### Exercise brief
Identify the lines in the data below that contain "которых" and give only how many there are.

### Records to process
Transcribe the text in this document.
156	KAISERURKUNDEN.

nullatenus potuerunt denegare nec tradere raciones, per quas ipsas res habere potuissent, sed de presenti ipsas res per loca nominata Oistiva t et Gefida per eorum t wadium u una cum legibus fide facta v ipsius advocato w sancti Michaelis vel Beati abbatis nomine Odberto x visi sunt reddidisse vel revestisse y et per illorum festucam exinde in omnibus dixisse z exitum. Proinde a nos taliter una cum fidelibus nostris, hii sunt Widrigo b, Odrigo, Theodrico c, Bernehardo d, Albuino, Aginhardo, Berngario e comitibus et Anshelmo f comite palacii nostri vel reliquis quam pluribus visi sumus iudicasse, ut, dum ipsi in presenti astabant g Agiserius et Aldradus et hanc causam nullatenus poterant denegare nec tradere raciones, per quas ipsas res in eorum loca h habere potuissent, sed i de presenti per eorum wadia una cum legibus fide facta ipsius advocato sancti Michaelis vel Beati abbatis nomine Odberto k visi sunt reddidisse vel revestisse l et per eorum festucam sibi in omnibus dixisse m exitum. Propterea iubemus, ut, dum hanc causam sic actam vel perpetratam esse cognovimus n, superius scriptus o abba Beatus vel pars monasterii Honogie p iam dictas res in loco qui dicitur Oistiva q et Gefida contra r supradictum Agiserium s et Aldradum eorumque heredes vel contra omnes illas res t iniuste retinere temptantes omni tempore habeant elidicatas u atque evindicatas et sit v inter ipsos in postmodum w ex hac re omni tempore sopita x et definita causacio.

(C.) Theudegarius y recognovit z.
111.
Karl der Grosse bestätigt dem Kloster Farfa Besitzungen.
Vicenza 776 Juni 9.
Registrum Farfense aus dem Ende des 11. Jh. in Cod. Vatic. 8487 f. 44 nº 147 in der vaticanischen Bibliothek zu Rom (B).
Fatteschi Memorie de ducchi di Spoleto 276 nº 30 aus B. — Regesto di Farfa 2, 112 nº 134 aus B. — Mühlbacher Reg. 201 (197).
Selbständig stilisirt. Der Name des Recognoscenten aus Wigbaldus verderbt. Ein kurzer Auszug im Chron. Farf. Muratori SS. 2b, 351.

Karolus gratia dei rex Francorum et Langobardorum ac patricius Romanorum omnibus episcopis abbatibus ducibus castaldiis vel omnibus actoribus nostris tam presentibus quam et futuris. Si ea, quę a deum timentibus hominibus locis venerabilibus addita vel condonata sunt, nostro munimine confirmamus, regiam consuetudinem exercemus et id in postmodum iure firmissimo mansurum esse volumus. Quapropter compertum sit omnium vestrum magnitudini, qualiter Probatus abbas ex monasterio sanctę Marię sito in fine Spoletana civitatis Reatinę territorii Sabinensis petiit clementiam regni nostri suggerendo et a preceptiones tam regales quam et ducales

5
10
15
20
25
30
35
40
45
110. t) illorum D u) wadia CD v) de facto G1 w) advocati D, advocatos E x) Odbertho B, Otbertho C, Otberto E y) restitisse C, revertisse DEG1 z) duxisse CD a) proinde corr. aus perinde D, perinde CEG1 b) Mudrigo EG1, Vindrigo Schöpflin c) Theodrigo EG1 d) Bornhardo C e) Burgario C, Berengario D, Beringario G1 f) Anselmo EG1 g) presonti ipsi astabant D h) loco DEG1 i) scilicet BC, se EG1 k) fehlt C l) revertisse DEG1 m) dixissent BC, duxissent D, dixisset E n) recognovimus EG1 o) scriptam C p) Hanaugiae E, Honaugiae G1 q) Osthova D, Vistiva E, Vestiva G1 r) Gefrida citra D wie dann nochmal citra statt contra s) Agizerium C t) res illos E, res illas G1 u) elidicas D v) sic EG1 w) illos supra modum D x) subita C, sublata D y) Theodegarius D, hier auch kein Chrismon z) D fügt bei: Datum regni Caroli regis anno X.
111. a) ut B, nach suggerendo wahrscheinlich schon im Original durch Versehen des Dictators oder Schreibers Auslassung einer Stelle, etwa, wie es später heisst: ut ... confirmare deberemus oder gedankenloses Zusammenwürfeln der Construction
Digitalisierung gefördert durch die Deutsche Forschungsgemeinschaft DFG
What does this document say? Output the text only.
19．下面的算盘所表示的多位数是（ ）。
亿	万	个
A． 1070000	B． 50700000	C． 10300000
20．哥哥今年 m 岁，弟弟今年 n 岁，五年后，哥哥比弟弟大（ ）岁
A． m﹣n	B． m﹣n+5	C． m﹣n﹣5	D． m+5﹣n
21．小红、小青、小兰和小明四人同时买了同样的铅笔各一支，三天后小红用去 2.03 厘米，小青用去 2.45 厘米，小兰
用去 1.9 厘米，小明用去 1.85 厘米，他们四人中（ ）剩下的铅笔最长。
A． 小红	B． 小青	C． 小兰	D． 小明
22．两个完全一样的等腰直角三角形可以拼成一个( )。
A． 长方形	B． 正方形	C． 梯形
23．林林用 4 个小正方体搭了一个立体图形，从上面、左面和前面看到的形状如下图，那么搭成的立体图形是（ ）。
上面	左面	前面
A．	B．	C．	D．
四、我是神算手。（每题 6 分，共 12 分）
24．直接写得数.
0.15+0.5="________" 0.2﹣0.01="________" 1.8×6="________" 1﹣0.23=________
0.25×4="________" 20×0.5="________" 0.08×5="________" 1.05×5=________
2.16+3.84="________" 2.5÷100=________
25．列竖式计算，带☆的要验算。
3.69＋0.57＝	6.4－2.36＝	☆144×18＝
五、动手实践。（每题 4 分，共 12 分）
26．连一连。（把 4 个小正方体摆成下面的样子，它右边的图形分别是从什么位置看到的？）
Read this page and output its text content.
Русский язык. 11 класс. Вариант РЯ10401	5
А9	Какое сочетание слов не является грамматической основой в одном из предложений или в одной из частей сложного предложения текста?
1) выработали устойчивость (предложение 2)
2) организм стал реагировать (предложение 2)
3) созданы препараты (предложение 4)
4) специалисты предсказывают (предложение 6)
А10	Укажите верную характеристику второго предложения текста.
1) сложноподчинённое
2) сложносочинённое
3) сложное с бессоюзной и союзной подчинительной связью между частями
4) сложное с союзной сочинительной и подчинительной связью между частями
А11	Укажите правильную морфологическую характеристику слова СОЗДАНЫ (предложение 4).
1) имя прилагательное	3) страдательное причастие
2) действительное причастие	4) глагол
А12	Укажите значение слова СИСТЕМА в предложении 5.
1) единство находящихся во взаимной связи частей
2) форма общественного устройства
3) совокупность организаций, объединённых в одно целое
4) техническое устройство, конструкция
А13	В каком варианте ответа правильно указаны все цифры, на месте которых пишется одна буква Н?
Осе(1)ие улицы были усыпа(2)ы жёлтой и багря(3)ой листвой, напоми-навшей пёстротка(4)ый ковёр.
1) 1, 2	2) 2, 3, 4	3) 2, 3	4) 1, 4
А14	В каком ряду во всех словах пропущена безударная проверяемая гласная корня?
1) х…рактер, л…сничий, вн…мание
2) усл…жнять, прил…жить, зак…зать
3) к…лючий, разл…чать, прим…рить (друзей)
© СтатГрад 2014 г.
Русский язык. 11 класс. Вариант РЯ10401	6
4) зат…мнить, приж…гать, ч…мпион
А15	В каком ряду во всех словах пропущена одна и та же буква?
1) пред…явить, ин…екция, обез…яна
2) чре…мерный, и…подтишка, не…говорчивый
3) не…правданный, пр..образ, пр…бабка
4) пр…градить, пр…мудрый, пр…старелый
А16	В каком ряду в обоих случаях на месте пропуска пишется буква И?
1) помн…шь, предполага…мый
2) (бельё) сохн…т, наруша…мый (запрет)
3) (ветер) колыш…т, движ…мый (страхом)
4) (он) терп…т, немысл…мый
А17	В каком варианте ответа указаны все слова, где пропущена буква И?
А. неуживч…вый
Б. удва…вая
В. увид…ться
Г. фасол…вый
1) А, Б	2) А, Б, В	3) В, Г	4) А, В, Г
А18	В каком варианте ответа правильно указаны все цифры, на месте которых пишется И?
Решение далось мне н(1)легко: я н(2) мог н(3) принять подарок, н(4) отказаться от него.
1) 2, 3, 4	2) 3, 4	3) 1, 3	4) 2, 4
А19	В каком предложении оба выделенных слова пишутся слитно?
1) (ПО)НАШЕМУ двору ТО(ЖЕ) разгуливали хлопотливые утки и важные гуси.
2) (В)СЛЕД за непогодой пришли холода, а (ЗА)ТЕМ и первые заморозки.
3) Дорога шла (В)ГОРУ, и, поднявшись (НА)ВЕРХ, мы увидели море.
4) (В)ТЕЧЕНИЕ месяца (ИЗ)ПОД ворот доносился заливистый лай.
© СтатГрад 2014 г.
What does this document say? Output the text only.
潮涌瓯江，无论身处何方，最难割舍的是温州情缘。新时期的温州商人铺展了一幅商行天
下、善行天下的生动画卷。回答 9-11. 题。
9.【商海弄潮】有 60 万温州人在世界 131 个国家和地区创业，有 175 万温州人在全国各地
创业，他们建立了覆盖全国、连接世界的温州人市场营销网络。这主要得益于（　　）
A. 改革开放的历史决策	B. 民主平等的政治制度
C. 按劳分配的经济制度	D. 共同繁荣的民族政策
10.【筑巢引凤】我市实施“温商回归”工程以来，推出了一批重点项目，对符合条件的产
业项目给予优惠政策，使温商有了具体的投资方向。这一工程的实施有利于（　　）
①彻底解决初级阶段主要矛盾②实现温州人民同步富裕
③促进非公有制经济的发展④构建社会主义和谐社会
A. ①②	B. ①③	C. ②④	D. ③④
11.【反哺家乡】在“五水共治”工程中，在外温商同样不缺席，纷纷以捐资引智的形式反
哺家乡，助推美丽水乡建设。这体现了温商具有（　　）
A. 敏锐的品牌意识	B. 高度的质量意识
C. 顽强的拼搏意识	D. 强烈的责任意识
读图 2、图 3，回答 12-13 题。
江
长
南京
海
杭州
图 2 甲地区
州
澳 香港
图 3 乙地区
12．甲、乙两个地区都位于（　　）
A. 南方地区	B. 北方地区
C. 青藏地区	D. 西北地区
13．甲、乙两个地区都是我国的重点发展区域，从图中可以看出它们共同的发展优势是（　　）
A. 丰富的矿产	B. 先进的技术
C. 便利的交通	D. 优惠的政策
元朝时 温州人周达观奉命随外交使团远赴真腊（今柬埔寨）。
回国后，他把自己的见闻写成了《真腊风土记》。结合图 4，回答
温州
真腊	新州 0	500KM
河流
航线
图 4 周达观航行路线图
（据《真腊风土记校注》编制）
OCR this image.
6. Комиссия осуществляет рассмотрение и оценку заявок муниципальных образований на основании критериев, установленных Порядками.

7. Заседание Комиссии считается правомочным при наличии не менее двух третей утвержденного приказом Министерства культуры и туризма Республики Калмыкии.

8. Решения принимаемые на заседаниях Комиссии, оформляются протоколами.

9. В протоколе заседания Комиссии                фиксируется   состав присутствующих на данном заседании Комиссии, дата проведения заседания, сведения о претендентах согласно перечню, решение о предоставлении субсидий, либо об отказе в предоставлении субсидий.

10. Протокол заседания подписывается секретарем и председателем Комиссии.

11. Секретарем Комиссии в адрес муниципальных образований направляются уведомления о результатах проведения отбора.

### Exercise output
2